Extracted information:
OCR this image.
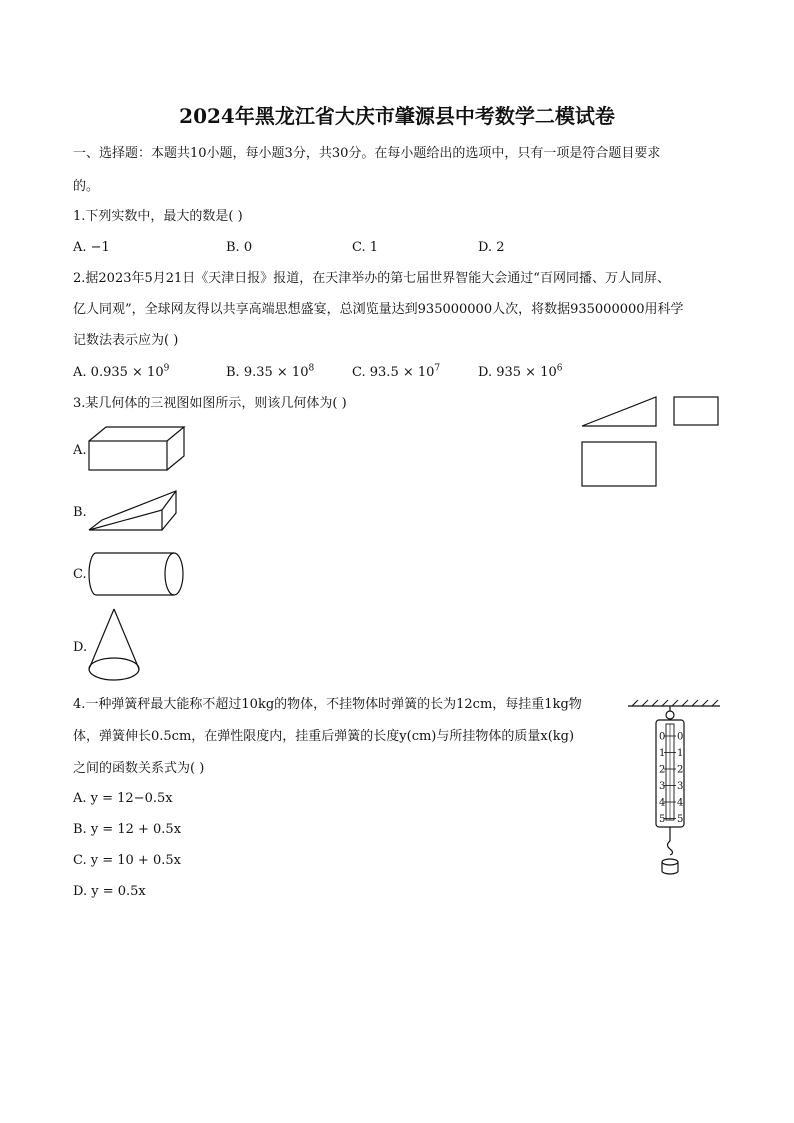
2024年黑龙江省大庆市肇源县中考数学二模试卷
一、选择题：本题共10小题，每小题3分，共30分。在每小题给出的选项中，只有一项是符合题目要求
的。
1.下列实数中，最大的数是( )
A. −1	B. 0	C. 1	D. 2
2.据2023年5月21日《天津日报》报道，在天津举办的第七届世界智能大会通过“百网同播、万人同屏、
亿人同观”，全球网友得以共享高端思想盛宴，总浏览量达到935000000人次，将数据935000000用科学
记数法表示应为( )
A. $0.935 \times 10^9$	B. $9.35 \times 10^8$	C. $93.5 \times 10^7$	D. $935 \times 10^6$
3.某几何体的三视图如图所示，则该几何体为( )
A.
B.
C.
D.
4.一种弹簧秤最大能称不超过10kg的物体，不挂物体时弹簧的长为12cm，每挂重1kg物
体，弹簧伸长0.5cm，在弹性限度内，挂重后弹簧的长度y(cm)与所挂物体的质量x(kg)
之间的函数关系式为( )
A. y = 12−0.5x
B. y = 12 + 0.5x
C. y = 10 + 0.5x
D. y = 0.5x
0 0
1 1
2 2
3 3
4 4
5 5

The request: Transcribe each entry above exactly, apart from the pictures.

Finished task:
OCR this image.
2024年黑龙江省大庆市肇源县中考数学二模试卷
一、选择题：本题共10小题，每小题3分，共30分。在每小题给出的选项中，只有一项是符合题目要求
的。
1.下列实数中，最大的数是( )
A. −1	B. 0	C. 1	D. 2
2.据2023年5月21日《天津日报》报道，在天津举办的第七届世界智能大会通过“百网同播、万人同屏、
亿人同观”，全球网友得以共享高端思想盛宴，总浏览量达到935000000人次，将数据935000000用科学
记数法表示应为( )
A. $0.935 \times 10^9$	B. $9.35 \times 10^8$	C. $93.5 \times 10^7$	D. $935 \times 10^6$
3.某几何体的三视图如图所示，则该几何体为( )
A.
B.
C.
D.
4.一种弹簧秤最大能称不超过10kg的物体，不挂物体时弹簧的长为12cm，每挂重1kg物
体，弹簧伸长0.5cm，在弹性限度内，挂重后弹簧的长度y(cm)与所挂物体的质量x(kg)
之间的函数关系式为( )
A. y = 12−0.5x
B. y = 12 + 0.5x
C. y = 10 + 0.5x
D. y = 0.5x
0 0
1 1
2 2
3 3
4 4
5 5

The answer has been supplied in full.